**Input records:**
↓
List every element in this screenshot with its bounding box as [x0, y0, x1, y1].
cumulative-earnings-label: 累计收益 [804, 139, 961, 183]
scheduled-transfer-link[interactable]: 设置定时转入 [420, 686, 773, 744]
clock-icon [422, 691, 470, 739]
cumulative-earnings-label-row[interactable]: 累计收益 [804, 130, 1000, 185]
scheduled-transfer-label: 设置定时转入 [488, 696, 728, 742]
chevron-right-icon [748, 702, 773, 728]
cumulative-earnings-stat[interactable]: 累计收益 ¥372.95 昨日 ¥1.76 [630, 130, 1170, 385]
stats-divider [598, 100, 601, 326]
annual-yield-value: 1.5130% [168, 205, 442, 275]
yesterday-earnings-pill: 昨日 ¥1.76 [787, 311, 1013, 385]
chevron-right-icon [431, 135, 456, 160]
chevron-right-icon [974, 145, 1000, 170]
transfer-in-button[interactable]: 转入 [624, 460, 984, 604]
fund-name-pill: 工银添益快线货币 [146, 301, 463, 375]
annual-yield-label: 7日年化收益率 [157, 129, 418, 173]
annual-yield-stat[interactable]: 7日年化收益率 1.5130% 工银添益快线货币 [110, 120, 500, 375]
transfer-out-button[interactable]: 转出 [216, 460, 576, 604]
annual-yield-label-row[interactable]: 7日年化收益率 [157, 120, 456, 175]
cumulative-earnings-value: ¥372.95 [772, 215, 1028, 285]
↑
**Goal:**
Reproduce every line of the records above verbatim, in the same order.

**The result:**
List every element in this screenshot with its bounding box as [x0, y0, x1, y1].
cumulative-earnings-label: 累计收益 [804, 139, 961, 183]
scheduled-transfer-link[interactable]: 设置定时转入 [420, 686, 773, 744]
clock-icon [422, 691, 470, 739]
cumulative-earnings-label-row[interactable]: 累计收益 [804, 130, 1000, 185]
scheduled-transfer-label: 设置定时转入 [488, 696, 728, 742]
chevron-right-icon [748, 702, 773, 728]
cumulative-earnings-stat[interactable]: 累计收益 ¥372.95 昨日 ¥1.76 [630, 130, 1170, 385]
stats-divider [598, 100, 601, 326]
annual-yield-value: 1.5130% [168, 205, 442, 275]
yesterday-earnings-pill: 昨日 ¥1.76 [787, 311, 1013, 385]
chevron-right-icon [431, 135, 456, 160]
chevron-right-icon [974, 145, 1000, 170]
transfer-in-button[interactable]: 转入 [624, 460, 984, 604]
fund-name-pill: 工银添益快线货币 [146, 301, 463, 375]
annual-yield-label: 7日年化收益率 [157, 129, 418, 173]
annual-yield-stat[interactable]: 7日年化收益率 1.5130% 工银添益快线货币 [110, 120, 500, 375]
transfer-out-button[interactable]: 转出 [216, 460, 576, 604]
annual-yield-label-row[interactable]: 7日年化收益率 [157, 120, 456, 175]
cumulative-earnings-value: ¥372.95 [772, 215, 1028, 285]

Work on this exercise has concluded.